REQUIRED TASK: Report each line of the data that includes the word "image".

ITEMS:

·····

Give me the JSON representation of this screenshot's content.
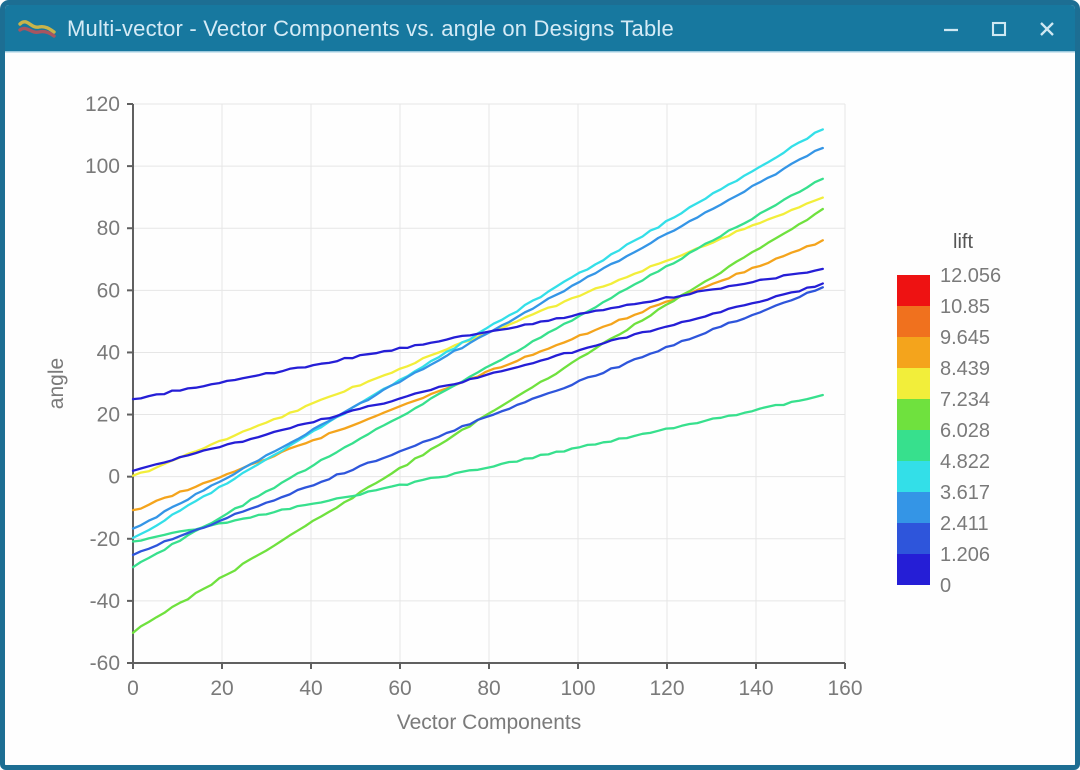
{
  "window": {
    "title": "Multi-vector - Vector Components vs. angle on Designs Table",
    "titlebar_color": "#17789f",
    "border_color": "#1d6e93",
    "title_text_color": "#d5ebf6",
    "app_icon": "multi-vector-wave-icon",
    "controls": [
      {
        "name": "minimize",
        "icon": "minus-icon"
      },
      {
        "name": "maximize",
        "icon": "square-outline-icon"
      },
      {
        "name": "close",
        "icon": "x-icon"
      }
    ]
  },
  "chart_data": {
    "type": "line",
    "title": "",
    "xlabel": "Vector Components",
    "ylabel": "angle",
    "xlim": [
      0,
      160
    ],
    "ylim": [
      -60,
      120
    ],
    "xticks": [
      0,
      20,
      40,
      60,
      80,
      100,
      120,
      140,
      160
    ],
    "yticks": [
      -60,
      -40,
      -20,
      0,
      20,
      40,
      60,
      80,
      100,
      120
    ],
    "grid": true,
    "x_range_of_lines": [
      0,
      155
    ],
    "series": [
      {
        "name": "line-yellow",
        "color": "#f2ee3a",
        "x": [
          0,
          155
        ],
        "y": [
          0,
          90
        ]
      },
      {
        "name": "line-amber",
        "color": "#f4a41c",
        "x": [
          0,
          155
        ],
        "y": [
          -11,
          76
        ]
      },
      {
        "name": "line-light-green",
        "color": "#6fe13e",
        "x": [
          0,
          155
        ],
        "y": [
          -50,
          86
        ]
      },
      {
        "name": "line-spring-green",
        "color": "#37e08d",
        "x": [
          0,
          155
        ],
        "y": [
          -29,
          96
        ]
      },
      {
        "name": "line-spring-green-shallow",
        "color": "#37e08d",
        "x": [
          0,
          155
        ],
        "y": [
          -21,
          26
        ]
      },
      {
        "name": "line-cyan",
        "color": "#33dfe8",
        "x": [
          0,
          155
        ],
        "y": [
          -20,
          112
        ]
      },
      {
        "name": "line-azure",
        "color": "#3495e6",
        "x": [
          0,
          155
        ],
        "y": [
          -17,
          106
        ]
      },
      {
        "name": "line-royal-blue",
        "color": "#2e55db",
        "x": [
          0,
          155
        ],
        "y": [
          -25,
          61
        ]
      },
      {
        "name": "line-navy-steep",
        "color": "#251ed6",
        "x": [
          0,
          155
        ],
        "y": [
          2,
          62
        ]
      },
      {
        "name": "line-navy-shallow",
        "color": "#251ed6",
        "x": [
          0,
          155
        ],
        "y": [
          25,
          67
        ]
      }
    ],
    "legend_position": "right"
  },
  "legend": {
    "title": "lift",
    "labels": [
      "12.056",
      "10.85",
      "9.645",
      "8.439",
      "7.234",
      "6.028",
      "4.822",
      "3.617",
      "2.411",
      "1.206",
      "0"
    ],
    "colors": [
      "#ee1212",
      "#f0711e",
      "#f4a41c",
      "#f2ee3a",
      "#6fe13e",
      "#37e08d",
      "#33dfe8",
      "#3495e6",
      "#2e55db",
      "#251ed6"
    ]
  },
  "style": {
    "axis_color": "#606060",
    "grid_color": "#e6e6e6",
    "tick_label_color": "#7a7a7a",
    "axis_label_color": "#7a7a7a",
    "legend_label_color": "#7a7a7a",
    "legend_title_color": "#555555"
  }
}
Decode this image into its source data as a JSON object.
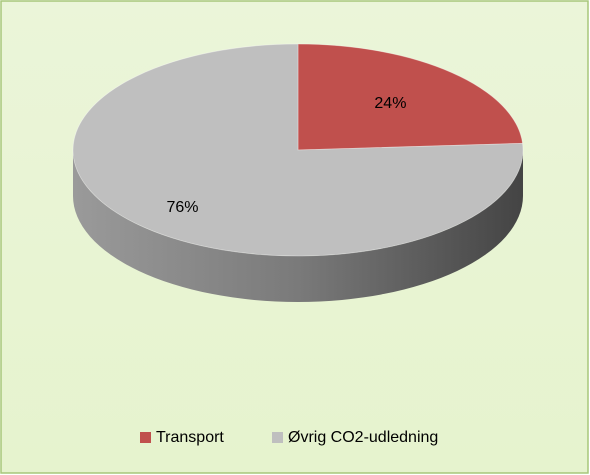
{
  "chart_data": {
    "type": "pie",
    "categories": [
      "Transport",
      "Øvrig CO2-udledning"
    ],
    "values": [
      24,
      76
    ],
    "value_labels": [
      "24%",
      "76%"
    ],
    "colors": [
      "#c0504d",
      "#bfbfbf"
    ],
    "legend": "bottom"
  }
}
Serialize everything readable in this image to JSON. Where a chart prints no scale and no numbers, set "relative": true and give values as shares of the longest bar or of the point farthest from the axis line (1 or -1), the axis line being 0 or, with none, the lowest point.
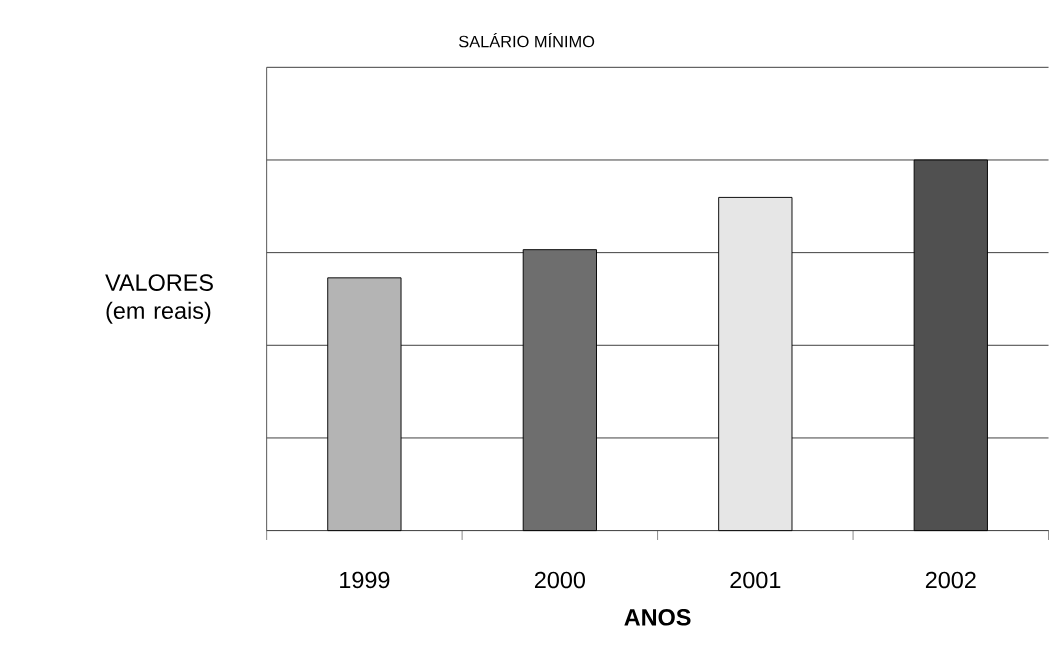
{
  "chart_data": {
    "type": "bar",
    "title": "SALÁRIO MÍNIMO",
    "xlabel": "ANOS",
    "ylabel": "VALORES (em reais)",
    "categories": [
      "1999",
      "2000",
      "2001",
      "2002"
    ],
    "values": [
      0.682,
      0.758,
      0.899,
      1
    ],
    "colors": [
      "#b4b4b4",
      "#6e6e6e",
      "#e6e6e6",
      "#505050"
    ],
    "relative": true,
    "grid": "y"
  }
}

·····

FULL OUTPUT:
Decode this image into its source data as a JSON object.
Serialize everything readable in this image to JSON. Where a chart prints no scale and no numbers, set "relative": true and give values as shares of the longest bar or of the point farthest from the axis line (1 or -1), the axis line being 0 or, with none, the lowest point.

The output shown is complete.